== Requirements ==
For the entries that follow, tally the lines holding the string "content". Give the total and nothing else.

== Data supplied ==
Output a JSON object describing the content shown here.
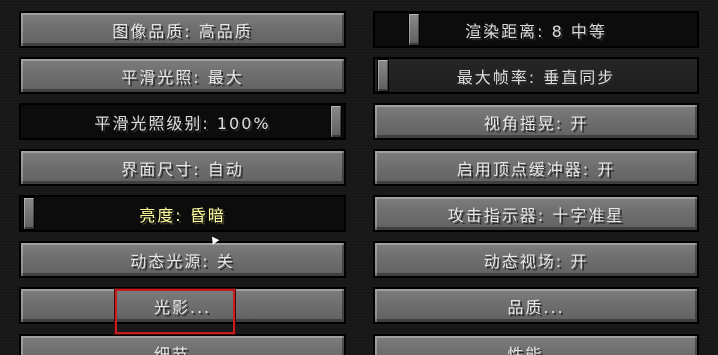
{
  "left": {
    "graphics": "图像品质: 高品质",
    "smooth_lighting": "平滑光照: 最大",
    "smooth_lighting_level": {
      "label": "平滑光照级别: 100%",
      "value": 1.0
    },
    "gui_scale": "界面尺寸: 自动",
    "brightness": {
      "label": "亮度: 昏暗",
      "value": 0.0
    },
    "dynamic_lights": "动态光源: 关",
    "shaders": "光影...",
    "details": "细节..."
  },
  "right": {
    "render_distance": {
      "label": "渲染距离: 8 中等",
      "value": 0.1
    },
    "max_framerate": {
      "label": "最大帧率: 垂直同步",
      "value": 0.0
    },
    "view_bobbing": "视角摇晃: 开",
    "use_vbos": "启用顶点缓冲器: 开",
    "attack_indicator": "攻击指示器: 十字准星",
    "dynamic_fov": "动态视场: 开",
    "quality": "品质...",
    "performance": "性能..."
  }
}
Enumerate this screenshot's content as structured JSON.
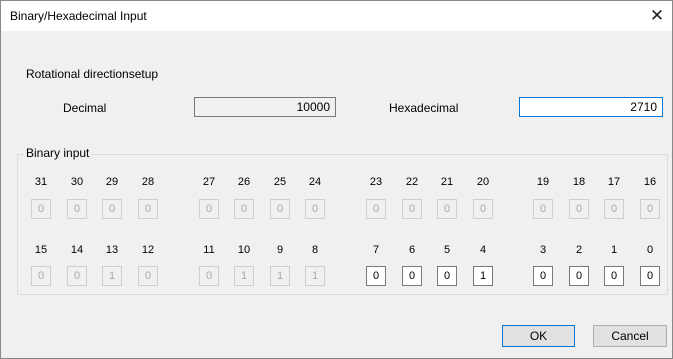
{
  "window": {
    "title": "Binary/Hexadecimal Input",
    "close_glyph": "✕"
  },
  "section_label": "Rotational directionsetup",
  "decimal": {
    "label": "Decimal",
    "value": "10000"
  },
  "hexadecimal": {
    "label": "Hexadecimal",
    "value": "2710"
  },
  "binary_group": {
    "label": "Binary input",
    "rows": [
      [
        {
          "bit": "31",
          "value": "0",
          "enabled": false
        },
        {
          "bit": "30",
          "value": "0",
          "enabled": false
        },
        {
          "bit": "29",
          "value": "0",
          "enabled": false
        },
        {
          "bit": "28",
          "value": "0",
          "enabled": false
        },
        {
          "bit": "27",
          "value": "0",
          "enabled": false
        },
        {
          "bit": "26",
          "value": "0",
          "enabled": false
        },
        {
          "bit": "25",
          "value": "0",
          "enabled": false
        },
        {
          "bit": "24",
          "value": "0",
          "enabled": false
        },
        {
          "bit": "23",
          "value": "0",
          "enabled": false
        },
        {
          "bit": "22",
          "value": "0",
          "enabled": false
        },
        {
          "bit": "21",
          "value": "0",
          "enabled": false
        },
        {
          "bit": "20",
          "value": "0",
          "enabled": false
        },
        {
          "bit": "19",
          "value": "0",
          "enabled": false
        },
        {
          "bit": "18",
          "value": "0",
          "enabled": false
        },
        {
          "bit": "17",
          "value": "0",
          "enabled": false
        },
        {
          "bit": "16",
          "value": "0",
          "enabled": false
        }
      ],
      [
        {
          "bit": "15",
          "value": "0",
          "enabled": false
        },
        {
          "bit": "14",
          "value": "0",
          "enabled": false
        },
        {
          "bit": "13",
          "value": "1",
          "enabled": false
        },
        {
          "bit": "12",
          "value": "0",
          "enabled": false
        },
        {
          "bit": "11",
          "value": "0",
          "enabled": false
        },
        {
          "bit": "10",
          "value": "1",
          "enabled": false
        },
        {
          "bit": "9",
          "value": "1",
          "enabled": false
        },
        {
          "bit": "8",
          "value": "1",
          "enabled": false
        },
        {
          "bit": "7",
          "value": "0",
          "enabled": true
        },
        {
          "bit": "6",
          "value": "0",
          "enabled": true
        },
        {
          "bit": "5",
          "value": "0",
          "enabled": true
        },
        {
          "bit": "4",
          "value": "1",
          "enabled": true
        },
        {
          "bit": "3",
          "value": "0",
          "enabled": true
        },
        {
          "bit": "2",
          "value": "0",
          "enabled": true
        },
        {
          "bit": "1",
          "value": "0",
          "enabled": true
        },
        {
          "bit": "0",
          "value": "0",
          "enabled": true
        }
      ]
    ]
  },
  "buttons": {
    "ok": "OK",
    "cancel": "Cancel"
  }
}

== Written solution ==
2